◆ Task prompt ◆
Determine the number of lines where "дачного" occurs and reply with that number by itself.

---- Records to use

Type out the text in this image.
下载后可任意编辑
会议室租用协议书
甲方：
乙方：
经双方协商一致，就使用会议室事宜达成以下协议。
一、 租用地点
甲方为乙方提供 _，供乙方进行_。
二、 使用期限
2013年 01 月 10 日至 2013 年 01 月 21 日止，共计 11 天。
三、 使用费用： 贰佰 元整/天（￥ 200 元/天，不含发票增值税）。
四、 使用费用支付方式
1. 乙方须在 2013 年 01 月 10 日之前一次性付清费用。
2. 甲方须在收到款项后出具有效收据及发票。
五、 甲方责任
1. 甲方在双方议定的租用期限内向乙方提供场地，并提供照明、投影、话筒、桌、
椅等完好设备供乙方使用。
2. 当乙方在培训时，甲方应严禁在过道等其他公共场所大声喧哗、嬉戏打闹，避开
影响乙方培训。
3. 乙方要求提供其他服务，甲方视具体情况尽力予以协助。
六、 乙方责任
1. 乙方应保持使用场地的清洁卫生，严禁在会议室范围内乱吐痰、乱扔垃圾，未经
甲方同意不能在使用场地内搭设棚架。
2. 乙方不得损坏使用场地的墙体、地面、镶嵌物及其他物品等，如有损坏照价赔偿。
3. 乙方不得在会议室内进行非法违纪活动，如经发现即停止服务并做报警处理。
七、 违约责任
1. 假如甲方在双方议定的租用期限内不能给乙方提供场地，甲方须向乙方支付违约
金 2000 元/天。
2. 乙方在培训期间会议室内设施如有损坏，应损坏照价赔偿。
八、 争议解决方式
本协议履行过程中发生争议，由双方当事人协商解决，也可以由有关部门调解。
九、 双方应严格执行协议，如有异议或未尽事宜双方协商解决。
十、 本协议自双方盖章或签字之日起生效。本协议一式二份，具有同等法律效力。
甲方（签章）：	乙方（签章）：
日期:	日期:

--------
---- Records to use

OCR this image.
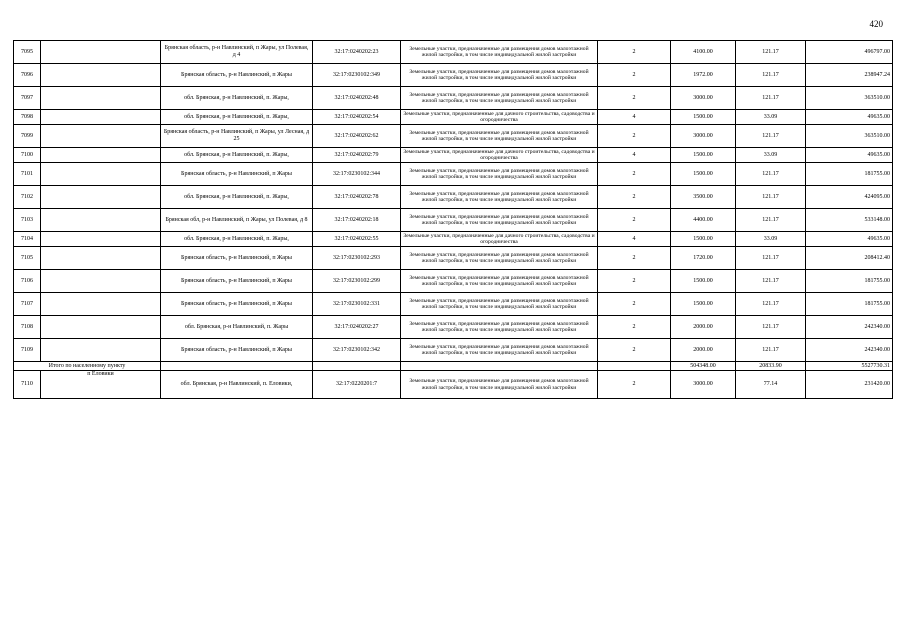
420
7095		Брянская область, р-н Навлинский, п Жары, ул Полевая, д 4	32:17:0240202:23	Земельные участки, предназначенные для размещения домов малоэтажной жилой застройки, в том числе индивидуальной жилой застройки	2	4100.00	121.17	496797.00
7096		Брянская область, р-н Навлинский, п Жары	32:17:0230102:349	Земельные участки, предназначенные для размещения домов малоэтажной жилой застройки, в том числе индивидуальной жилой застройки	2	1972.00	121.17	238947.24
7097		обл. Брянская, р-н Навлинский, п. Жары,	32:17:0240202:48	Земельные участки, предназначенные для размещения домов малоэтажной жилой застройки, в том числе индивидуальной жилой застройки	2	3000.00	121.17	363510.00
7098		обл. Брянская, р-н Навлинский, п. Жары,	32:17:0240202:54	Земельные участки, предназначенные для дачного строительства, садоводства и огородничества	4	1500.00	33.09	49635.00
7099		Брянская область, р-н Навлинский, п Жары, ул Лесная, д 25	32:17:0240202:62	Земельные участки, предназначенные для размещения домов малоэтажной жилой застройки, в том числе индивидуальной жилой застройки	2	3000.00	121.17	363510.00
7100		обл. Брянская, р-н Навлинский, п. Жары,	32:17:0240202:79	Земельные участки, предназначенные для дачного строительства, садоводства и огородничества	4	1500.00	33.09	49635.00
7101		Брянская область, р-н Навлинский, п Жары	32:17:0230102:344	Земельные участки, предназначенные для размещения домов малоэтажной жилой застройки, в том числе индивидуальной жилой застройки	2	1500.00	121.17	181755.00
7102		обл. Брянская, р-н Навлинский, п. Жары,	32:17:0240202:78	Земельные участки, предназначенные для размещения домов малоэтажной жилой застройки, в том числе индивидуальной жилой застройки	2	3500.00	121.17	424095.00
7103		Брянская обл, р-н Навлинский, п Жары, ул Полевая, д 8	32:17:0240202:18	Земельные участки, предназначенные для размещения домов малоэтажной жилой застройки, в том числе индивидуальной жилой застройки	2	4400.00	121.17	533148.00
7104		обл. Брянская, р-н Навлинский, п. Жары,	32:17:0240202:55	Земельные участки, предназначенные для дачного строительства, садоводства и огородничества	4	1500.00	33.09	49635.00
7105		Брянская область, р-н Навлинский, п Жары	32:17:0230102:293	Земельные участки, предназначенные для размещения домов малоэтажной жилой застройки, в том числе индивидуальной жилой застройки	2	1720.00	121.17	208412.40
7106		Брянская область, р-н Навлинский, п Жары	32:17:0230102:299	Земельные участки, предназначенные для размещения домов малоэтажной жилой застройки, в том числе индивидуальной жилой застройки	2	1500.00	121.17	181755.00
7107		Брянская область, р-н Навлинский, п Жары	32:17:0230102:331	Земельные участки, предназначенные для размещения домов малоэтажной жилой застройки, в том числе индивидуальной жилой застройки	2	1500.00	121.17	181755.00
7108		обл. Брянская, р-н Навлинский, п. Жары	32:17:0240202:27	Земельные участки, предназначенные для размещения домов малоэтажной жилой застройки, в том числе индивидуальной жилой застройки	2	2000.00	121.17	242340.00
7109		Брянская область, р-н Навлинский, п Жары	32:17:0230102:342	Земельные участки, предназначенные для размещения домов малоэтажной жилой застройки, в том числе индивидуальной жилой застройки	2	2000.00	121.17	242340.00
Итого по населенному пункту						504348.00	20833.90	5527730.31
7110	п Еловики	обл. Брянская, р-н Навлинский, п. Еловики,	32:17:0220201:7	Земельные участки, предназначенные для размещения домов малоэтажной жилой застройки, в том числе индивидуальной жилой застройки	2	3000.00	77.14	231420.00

--------

◆ Written solution ◆
3